>>>>>

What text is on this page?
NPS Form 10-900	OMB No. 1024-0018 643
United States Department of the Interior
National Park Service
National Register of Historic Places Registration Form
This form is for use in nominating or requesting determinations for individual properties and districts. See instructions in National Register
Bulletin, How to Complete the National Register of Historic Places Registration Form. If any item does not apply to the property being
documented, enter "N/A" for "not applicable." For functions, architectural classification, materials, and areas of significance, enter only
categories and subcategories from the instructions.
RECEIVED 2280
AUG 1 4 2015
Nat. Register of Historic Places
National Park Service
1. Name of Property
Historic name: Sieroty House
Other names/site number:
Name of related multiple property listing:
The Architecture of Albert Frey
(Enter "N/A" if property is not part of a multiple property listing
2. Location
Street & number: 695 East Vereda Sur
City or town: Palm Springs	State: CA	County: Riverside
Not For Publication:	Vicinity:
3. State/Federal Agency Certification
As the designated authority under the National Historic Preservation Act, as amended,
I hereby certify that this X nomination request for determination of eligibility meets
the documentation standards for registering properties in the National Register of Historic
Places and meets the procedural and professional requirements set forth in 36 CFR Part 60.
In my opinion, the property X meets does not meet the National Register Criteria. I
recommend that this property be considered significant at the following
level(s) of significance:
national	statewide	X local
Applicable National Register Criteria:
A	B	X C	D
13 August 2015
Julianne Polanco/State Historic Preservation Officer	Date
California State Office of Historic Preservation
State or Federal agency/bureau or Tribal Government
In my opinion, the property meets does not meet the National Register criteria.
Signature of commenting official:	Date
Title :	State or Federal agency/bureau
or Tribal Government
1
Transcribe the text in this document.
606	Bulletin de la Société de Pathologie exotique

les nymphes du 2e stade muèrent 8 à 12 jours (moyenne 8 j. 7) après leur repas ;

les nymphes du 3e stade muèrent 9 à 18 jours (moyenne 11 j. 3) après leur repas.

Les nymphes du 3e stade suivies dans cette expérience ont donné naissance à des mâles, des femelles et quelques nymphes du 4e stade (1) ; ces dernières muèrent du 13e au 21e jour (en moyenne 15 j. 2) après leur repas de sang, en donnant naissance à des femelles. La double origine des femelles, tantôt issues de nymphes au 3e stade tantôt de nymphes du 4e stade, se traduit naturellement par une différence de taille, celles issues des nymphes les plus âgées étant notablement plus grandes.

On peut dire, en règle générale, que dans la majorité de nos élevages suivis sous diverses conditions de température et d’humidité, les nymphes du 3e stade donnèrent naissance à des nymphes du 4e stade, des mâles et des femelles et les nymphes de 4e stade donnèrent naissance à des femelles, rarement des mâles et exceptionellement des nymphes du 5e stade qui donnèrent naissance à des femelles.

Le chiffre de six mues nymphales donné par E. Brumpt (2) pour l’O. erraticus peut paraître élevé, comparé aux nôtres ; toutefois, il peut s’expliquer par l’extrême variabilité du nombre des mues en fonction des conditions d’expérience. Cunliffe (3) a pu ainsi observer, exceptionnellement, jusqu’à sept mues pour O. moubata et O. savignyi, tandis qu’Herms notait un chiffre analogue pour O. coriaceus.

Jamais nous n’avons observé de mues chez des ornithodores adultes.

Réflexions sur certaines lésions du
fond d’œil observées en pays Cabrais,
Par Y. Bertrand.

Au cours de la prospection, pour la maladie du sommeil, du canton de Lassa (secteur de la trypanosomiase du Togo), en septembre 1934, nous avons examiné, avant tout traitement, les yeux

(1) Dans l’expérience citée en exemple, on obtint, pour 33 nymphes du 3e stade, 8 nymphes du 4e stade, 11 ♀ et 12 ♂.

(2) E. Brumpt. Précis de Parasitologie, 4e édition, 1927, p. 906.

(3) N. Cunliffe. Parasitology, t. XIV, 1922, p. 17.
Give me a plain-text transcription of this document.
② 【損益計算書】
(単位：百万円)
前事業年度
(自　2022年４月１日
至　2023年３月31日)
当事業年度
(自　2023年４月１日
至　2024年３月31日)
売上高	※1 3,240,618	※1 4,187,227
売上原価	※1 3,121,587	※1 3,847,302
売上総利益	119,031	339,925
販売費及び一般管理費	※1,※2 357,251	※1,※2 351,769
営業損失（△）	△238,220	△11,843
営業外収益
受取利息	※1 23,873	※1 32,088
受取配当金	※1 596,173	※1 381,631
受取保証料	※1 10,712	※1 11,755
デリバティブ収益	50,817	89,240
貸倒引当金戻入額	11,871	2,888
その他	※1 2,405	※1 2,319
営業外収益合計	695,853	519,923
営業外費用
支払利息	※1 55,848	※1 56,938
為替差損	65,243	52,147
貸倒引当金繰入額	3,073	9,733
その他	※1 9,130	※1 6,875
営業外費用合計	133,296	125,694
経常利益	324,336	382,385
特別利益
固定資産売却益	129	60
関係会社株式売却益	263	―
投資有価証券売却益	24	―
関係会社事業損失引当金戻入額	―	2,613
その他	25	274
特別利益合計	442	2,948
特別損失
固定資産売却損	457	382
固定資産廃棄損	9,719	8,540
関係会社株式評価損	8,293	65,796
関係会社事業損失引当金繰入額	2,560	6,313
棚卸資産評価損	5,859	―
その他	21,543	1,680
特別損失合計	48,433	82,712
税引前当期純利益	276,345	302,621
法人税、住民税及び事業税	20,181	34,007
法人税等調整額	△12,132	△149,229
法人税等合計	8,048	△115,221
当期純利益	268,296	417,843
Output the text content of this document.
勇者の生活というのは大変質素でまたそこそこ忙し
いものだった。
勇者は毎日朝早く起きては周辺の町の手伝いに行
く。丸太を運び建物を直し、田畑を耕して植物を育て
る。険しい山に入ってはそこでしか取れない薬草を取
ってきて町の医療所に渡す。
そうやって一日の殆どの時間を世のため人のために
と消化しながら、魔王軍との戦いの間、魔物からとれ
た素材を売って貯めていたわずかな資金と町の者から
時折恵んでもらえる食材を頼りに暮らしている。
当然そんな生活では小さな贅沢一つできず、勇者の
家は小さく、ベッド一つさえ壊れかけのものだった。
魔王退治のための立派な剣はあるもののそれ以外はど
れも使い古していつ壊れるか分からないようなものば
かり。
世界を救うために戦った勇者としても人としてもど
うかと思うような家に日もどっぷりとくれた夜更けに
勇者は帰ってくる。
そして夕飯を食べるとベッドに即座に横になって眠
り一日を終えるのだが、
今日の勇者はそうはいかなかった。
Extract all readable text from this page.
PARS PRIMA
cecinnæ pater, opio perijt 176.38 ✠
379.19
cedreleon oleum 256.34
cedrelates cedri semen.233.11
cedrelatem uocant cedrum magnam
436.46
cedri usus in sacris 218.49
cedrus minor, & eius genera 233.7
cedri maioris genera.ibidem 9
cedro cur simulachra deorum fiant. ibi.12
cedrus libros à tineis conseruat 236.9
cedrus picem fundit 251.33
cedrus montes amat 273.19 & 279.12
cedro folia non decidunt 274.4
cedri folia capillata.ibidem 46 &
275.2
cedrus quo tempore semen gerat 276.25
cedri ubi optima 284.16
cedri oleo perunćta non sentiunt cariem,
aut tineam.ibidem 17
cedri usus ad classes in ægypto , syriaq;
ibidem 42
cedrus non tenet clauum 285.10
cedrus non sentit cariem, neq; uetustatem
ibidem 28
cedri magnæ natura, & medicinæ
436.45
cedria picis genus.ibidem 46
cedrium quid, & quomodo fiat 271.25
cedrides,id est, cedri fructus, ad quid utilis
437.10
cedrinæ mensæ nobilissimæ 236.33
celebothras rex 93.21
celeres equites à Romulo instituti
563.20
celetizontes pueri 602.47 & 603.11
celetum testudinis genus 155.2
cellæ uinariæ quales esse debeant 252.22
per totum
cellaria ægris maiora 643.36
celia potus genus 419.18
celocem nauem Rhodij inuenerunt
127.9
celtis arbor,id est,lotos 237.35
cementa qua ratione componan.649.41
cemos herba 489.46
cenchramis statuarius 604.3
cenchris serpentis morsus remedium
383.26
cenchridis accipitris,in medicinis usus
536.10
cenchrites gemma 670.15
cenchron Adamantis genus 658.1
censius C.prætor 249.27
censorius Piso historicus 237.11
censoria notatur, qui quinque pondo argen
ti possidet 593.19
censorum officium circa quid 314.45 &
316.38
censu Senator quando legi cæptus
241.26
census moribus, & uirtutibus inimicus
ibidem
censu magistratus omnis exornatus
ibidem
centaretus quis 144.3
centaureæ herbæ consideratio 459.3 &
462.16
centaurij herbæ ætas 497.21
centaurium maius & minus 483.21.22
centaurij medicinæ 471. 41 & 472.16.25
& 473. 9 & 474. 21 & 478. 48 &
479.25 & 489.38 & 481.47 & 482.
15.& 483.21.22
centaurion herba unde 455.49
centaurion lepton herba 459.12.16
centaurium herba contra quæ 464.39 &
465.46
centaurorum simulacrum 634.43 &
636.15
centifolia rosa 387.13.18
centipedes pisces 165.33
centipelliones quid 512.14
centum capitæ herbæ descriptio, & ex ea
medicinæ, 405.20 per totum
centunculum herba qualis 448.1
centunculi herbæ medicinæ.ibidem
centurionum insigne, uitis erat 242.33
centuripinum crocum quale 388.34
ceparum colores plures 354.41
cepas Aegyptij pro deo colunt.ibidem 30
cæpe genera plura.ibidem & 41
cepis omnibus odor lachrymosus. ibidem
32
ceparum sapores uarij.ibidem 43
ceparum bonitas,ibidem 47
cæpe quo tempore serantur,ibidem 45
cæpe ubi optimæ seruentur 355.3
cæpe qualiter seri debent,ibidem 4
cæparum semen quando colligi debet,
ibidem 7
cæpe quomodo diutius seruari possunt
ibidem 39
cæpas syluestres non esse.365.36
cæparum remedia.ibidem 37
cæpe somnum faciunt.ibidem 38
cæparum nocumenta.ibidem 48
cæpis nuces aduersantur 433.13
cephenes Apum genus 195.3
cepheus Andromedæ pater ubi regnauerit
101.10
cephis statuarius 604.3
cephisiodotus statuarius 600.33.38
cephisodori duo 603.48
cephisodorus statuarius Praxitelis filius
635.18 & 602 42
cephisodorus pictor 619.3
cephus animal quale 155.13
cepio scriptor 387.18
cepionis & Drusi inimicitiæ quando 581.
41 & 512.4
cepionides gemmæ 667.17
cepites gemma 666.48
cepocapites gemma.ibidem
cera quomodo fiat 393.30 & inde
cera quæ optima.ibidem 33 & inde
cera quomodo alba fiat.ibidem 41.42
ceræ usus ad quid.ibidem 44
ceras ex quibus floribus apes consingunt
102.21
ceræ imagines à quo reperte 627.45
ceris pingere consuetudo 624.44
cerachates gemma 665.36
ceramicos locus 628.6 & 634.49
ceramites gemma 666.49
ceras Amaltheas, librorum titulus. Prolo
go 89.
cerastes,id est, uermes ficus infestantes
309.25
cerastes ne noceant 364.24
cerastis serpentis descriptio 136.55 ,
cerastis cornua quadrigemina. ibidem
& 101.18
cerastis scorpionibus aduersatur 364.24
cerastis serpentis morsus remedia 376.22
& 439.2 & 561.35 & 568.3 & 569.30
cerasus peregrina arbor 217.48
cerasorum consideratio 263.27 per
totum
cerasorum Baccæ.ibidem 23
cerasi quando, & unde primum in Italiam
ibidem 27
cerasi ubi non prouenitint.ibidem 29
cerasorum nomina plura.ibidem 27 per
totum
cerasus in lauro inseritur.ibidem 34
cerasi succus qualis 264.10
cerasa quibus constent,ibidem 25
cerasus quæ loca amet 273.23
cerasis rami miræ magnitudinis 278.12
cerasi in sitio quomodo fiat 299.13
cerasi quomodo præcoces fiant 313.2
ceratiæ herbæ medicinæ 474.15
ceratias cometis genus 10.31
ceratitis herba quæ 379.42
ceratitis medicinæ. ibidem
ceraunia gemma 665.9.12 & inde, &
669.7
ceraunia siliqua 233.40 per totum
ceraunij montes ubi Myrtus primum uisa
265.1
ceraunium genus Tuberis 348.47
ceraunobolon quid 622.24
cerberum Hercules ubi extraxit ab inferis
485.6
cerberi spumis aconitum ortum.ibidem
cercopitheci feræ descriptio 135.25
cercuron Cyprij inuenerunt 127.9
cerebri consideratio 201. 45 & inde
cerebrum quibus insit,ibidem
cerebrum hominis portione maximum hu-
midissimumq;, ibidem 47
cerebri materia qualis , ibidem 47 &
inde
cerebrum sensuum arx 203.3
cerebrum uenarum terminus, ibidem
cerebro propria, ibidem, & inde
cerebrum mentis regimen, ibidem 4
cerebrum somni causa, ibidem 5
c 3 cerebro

<<<<<

__STATED GOAL__
Gather up the lines that contain the word "centaurion".

__TASK ANSWER__
centaurion herba unde 455.49
centaurion lepton herba 459.12.16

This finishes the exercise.